[Items from a dataset]
---*---

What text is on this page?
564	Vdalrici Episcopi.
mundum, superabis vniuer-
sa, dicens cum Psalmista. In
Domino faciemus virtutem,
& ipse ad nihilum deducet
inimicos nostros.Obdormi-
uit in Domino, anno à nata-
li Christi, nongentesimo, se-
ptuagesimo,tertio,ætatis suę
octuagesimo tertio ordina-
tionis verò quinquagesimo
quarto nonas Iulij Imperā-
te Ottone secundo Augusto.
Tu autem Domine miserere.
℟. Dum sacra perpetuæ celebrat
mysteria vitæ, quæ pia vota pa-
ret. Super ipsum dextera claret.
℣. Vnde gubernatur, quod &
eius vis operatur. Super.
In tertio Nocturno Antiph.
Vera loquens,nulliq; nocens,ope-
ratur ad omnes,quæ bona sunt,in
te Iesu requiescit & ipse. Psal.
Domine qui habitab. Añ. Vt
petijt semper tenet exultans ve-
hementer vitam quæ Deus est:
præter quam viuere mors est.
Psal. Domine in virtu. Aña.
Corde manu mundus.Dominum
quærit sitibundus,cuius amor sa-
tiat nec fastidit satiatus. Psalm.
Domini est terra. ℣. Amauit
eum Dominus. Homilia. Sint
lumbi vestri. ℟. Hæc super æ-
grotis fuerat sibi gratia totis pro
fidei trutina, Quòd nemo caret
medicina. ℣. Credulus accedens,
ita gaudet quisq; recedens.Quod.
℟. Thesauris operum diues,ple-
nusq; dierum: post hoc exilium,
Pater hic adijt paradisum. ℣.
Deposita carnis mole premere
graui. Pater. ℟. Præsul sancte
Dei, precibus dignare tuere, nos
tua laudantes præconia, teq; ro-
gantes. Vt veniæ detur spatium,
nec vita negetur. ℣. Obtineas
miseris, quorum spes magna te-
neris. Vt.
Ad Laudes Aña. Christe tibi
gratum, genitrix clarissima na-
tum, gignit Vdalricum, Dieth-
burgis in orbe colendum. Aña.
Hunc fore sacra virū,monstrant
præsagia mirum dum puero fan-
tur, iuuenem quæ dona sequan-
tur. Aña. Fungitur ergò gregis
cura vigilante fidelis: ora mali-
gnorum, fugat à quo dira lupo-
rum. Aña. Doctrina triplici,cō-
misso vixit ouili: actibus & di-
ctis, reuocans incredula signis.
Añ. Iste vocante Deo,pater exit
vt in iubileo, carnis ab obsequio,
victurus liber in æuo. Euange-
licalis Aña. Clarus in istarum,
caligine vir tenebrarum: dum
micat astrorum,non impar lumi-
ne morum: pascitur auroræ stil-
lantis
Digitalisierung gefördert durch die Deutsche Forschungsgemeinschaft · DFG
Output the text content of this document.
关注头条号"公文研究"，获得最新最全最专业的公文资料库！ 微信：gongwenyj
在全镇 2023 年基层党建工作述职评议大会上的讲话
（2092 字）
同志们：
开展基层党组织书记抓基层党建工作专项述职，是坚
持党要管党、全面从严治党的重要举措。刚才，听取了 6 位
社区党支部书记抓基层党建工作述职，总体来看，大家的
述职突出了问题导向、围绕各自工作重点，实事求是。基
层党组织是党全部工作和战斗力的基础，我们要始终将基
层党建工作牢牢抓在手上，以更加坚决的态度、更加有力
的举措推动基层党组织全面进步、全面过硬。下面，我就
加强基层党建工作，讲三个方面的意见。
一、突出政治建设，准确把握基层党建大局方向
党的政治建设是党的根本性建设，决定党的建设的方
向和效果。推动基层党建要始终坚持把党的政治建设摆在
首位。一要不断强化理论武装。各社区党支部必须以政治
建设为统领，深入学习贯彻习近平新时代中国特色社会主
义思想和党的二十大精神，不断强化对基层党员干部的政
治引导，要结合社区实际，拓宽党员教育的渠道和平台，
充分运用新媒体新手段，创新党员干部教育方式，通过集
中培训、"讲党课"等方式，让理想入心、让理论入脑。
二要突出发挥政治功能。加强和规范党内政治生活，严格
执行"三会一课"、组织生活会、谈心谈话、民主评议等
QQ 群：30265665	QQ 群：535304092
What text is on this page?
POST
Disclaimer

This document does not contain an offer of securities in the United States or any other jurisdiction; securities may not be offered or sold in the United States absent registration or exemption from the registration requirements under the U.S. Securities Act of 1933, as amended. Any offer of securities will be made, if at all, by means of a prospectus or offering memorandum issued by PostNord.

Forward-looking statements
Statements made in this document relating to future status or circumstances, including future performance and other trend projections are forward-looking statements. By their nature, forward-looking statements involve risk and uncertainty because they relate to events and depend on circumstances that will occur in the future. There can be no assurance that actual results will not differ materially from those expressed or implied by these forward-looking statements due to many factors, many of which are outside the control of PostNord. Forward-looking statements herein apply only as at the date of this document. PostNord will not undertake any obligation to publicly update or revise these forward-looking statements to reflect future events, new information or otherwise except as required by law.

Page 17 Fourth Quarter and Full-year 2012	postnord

---*---

Within the listing above, copy each line that has the string "Forward".

#### Task response:
Forward-looking statements
Statements made in this document relating to future status or circumstances, including future performance and other trend projections are forward-looking statements. By their nature, forward-looking statements involve risk and uncertainty because they relate to events and depend on circumstances that will occur in the future. There can be no assurance that actual results will not differ materially from those expressed or implied by these forward-looking statements due to many factors, many of which are outside the control of PostNord. Forward-looking statements herein apply only as at the date of this document. PostNord will not undertake any obligation to publicly update or revise these forward-looking statements to reflect future events, new information or otherwise except as required by law.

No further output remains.